### GIVEN EXERCISE 1
Give the screed claims again from "7. A concrete" to "left-hand side member.", with "pin" updated to "bolt".
### GIVEN EXERCISE 2
In the screed claims, list every claim that is stated to be "in accordance with claim 1."

### TEXT TO READ
>>>
2. A concrete screed in accordance with claim 1 further comprising a right-hand side pulling arm having a proximal end connected to said right-hand side arm intermediate its two ends and a distal end connected to said screed blade and a left-hand side pulling arm having a proximal end connected to a said left-hand side arm intermediate its two ends and having a distal end connected to said screed blade.
3. A concrete screed in accordance with claim 1 wherein said screed blade further comprises a vertical face and a horizontal face.
4. A concrete screed in accordance with claim 1 further comprising means for bending said screed blade whereby a crown can be formed in poured concrete.
5. A concrete screed in accordance with claim 1 further comprising means for vibrating said screed blade.
6. A concrete screed in accordance with claim 5 further comprising at least one hydraulic vibrator mounted on said screed blade.
7. A concrete screed in accordance with claim 5 wherein said means for vibrating further comprises means for isolating up and down vibration of said screed blade from said right-hand side arm and from said left-hand side arm.
8. A concrete screed in accordance with claim 7 wherein said means further comprises an upper compression spring and a lower compression spring mounted on a pin with said screed blade having a tongue mounted between said upper compression spring and said lower compression spring at the distal end of each of said right-hand side arm and said left-hand side arm.
9. A concrete screed in accordance with claim 1 wherein said proximal frame member further comprises a right-hand mounting pocket for pivotal attachment of said right-hand side member and a left-hand mounting pocket for pivotal attachment of said left-hand side member.
10. A concrete screed in accordance with claim 9 further comprising means for removably attaching said proximal frame member to the mounting fixtures of a skid loader.
11. A concrete screed in accordance with claim 10 wherein said attaching means further comprises a right-hand hooked sheet bracket member and a left-hand hooked sheet bracket member, both fixed to an upper horizontal frame member of the proximal frame member and a right-hand locator guide member and a left-hand guide member fixed to said proximal frame member.
12. A concrete screed in accordance with claim 1 wherein said pre-screed screeding blade further comprises a forward projecting V-shaped screed blade having a nose portion.
13. A concrete screed comprising:
a. a proximal frame member for attaching to a pulling means,
b. a pair of elongated spaced apart parallel frame side arms, said frame side arms further comprising a right-hand side arm and a left-hand side arm, each said side arms having a proximal end pivotally connected to said proximal frame member;
c. a screed blade connected to a distal end of said right-hand side arm and to a distal end of said left-hand side arm, with said screed blade being perpendicular to said right-hand arm and to said left-hand arm;
d. a pre-screed screeding blade connected to a front face of said screed blade; and
e. a right-hand side pulling arm having a proximal end connected to said right-hand side arm intermediate its two ends and a distal end connected to said screed blade and a left-hand side pulling arm having a proximal end connected to a said left-hand side arm intermediate its two ends and having a distal end connected to said screed blade.
14. A concrete screed in accordance with claim 13 further comprising means for vibrating said screed blade and said connected pre-screed screeding blade.
15. A concrete screed in accordance with claim 14 further comprising means for isolating said right-hand side arm and said left-hand side arm from vibration of said screed blade and said pre-screed screeding blade.
<<<
### DATASET ROWS
>>>
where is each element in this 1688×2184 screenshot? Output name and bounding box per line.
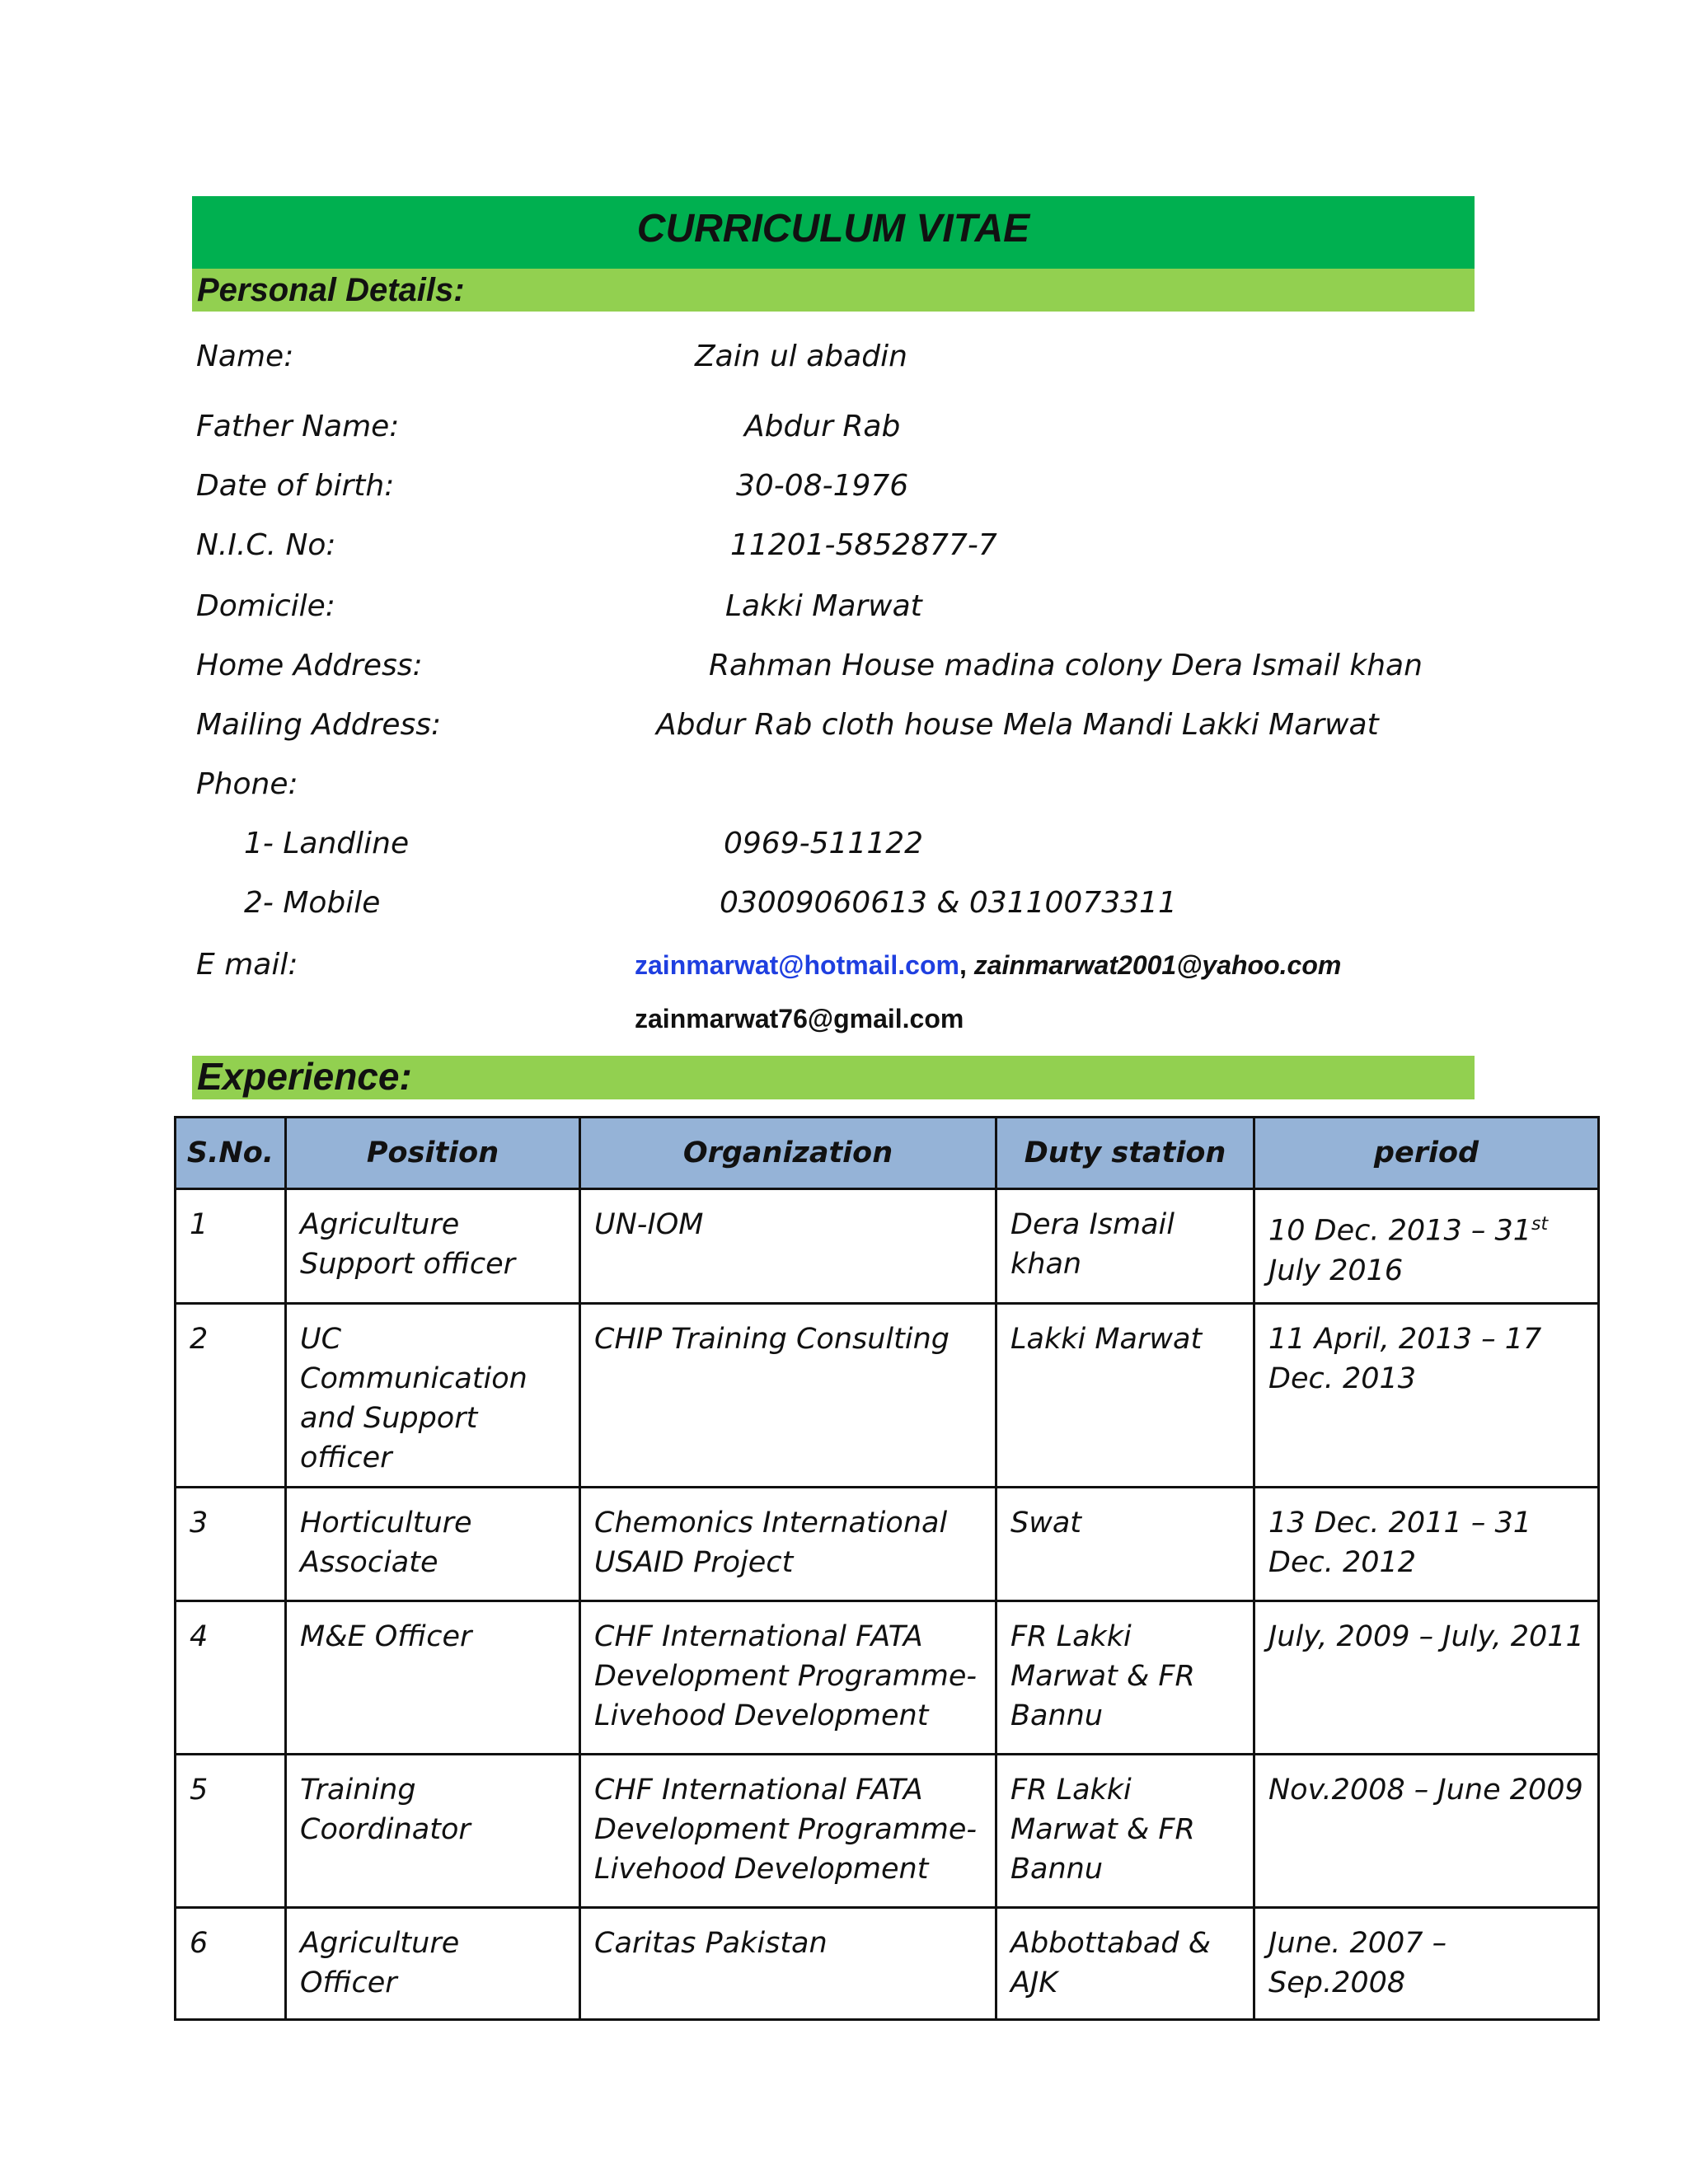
email-line-1 (635, 950, 1341, 981)
table-row (176, 1755, 1599, 1908)
cell-position: UC Communication and Support officer (286, 1304, 580, 1488)
domicile-value: Lakki Marwat (725, 589, 922, 623)
home-address-label: Home Address: (196, 649, 423, 682)
document-title: CURRICULUM VITAE (192, 196, 1475, 269)
cell-sno: 1 (176, 1189, 286, 1304)
cell-organization: Caritas Pakistan (580, 1908, 996, 2020)
cell-period: 11 April, 2013 – 17 Dec. 2013 (1254, 1304, 1599, 1488)
header-sno: S.No. (176, 1118, 286, 1189)
nic-value: 11201-5852877-7 (730, 528, 997, 562)
cell-period: 13 Dec. 2011 – 31 Dec. 2012 (1254, 1488, 1599, 1601)
cell-duty-station: Dera Ismail khan (996, 1189, 1254, 1304)
email-hotmail-link[interactable]: zainmarwat@hotmail.com (635, 950, 959, 980)
mailing-address-label: Mailing Address: (196, 708, 442, 742)
cell-duty-station: Swat (996, 1488, 1254, 1601)
father-name-label: Father Name: (196, 410, 400, 443)
cell-organization: UN-IOM (580, 1189, 996, 1304)
name-value: Zain ul abadin (695, 340, 907, 373)
father-name-value: Abdur Rab (744, 410, 901, 443)
cell-sno: 5 (176, 1755, 286, 1908)
table-row (176, 1601, 1599, 1755)
table-header-row (176, 1118, 1599, 1189)
nic-label: N.I.C. No: (196, 528, 336, 562)
landline-label: 1- Landline (244, 827, 410, 860)
cell-duty-station: Lakki Marwat (996, 1304, 1254, 1488)
cell-sno: 6 (176, 1908, 286, 2020)
cell-period: June. 2007 – Sep.2008 (1254, 1908, 1599, 2020)
cell-organization: Chemonics International USAID Project (580, 1488, 996, 1601)
cell-position: Agriculture Support officer (286, 1189, 580, 1304)
cell-period (1254, 1189, 1599, 1304)
cell-position: Horticulture Associate (286, 1488, 580, 1601)
cell-sno: 3 (176, 1488, 286, 1601)
personal-details-heading: Personal Details: (192, 269, 1475, 312)
header-duty-station: Duty station (996, 1118, 1254, 1189)
mailing-address-value: Abdur Rab cloth house Mela Mandi Lakki Marwat (656, 708, 1379, 742)
cell-position: Training Coordinator (286, 1755, 580, 1908)
header-period: period (1254, 1118, 1599, 1189)
email-label: E mail: (196, 948, 298, 982)
header-organization: Organization (580, 1118, 996, 1189)
period-ordinal: st (1531, 1214, 1549, 1235)
cell-position: Agriculture Officer (286, 1908, 580, 2020)
home-address-value: Rahman House madina colony Dera Ismail khan (709, 649, 1423, 682)
period-start: 10 Dec. 2013 – 31 (1268, 1214, 1531, 1248)
dob-value: 30-08-1976 (736, 469, 909, 503)
domicile-label: Domicile: (196, 589, 335, 623)
table-row (176, 1304, 1599, 1488)
header-position: Position (286, 1118, 580, 1189)
experience-heading: Experience: (192, 1056, 1475, 1099)
cell-organization: CHF International FATA Development Programme-Livehood Development (580, 1601, 996, 1755)
cell-period: Nov.2008 – June 2009 (1254, 1755, 1599, 1908)
cell-duty-station: Abbottabad & AJK (996, 1908, 1254, 2020)
email-separator: , (959, 950, 967, 980)
landline-value: 0969-511122 (724, 827, 924, 860)
cell-organization: CHIP Training Consulting (580, 1304, 996, 1488)
mobile-label: 2- Mobile (244, 886, 381, 920)
cell-position: M&E Officer (286, 1601, 580, 1755)
email-yahoo: zainmarwat2001@yahoo.com (973, 950, 1342, 980)
cell-duty-station: FR Lakki Marwat & FR Bannu (996, 1601, 1254, 1755)
table-row (176, 1189, 1599, 1304)
name-label: Name: (196, 340, 294, 373)
dob-label: Date of birth: (196, 469, 395, 503)
cell-duty-station: FR Lakki Marwat & FR Bannu (996, 1755, 1254, 1908)
mobile-value: 03009060613 & 03110073311 (720, 886, 1177, 920)
table-row (176, 1908, 1599, 2020)
email-gmail: zainmarwat76@gmail.com (635, 1004, 964, 1033)
phone-label: Phone: (196, 767, 298, 801)
period-end: July 2016 (1268, 1254, 1404, 1287)
cell-sno: 4 (176, 1601, 286, 1755)
cell-organization: CHF International FATA Development Programme-Livehood Development (580, 1755, 996, 1908)
experience-table (174, 1116, 1600, 2021)
cell-period: July, 2009 – July, 2011 (1254, 1601, 1599, 1755)
table-row (176, 1488, 1599, 1601)
cell-sno: 2 (176, 1304, 286, 1488)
<<<
### FULL SOLUTION 1
7. A concrete screed in accordance with claim 5 wherein said means for vibrating further comprises means for isolating up and down vibration of said screed blade from said right-hand side arm and from said left-hand side arm.
8. A concrete screed in accordance with claim 7 wherein said means further comprises an upper compression spring and a lower compression spring mounted on a bolt with said screed blade having a tongue mounted between said upper compression spring and said lower compression spring at the distal end of each of said right-hand side arm and said left-hand side arm.
9. A concrete screed in accordance with claim 1 wherein said proximal frame member further comprises a right-hand mounting pocket for pivotal attachment of said right-hand side member and a left-hand mounting pocket for pivotal attachment of said left-hand side member.

### FULL SOLUTION 2
Claims 2, 3, 4, 5, 9 and 12.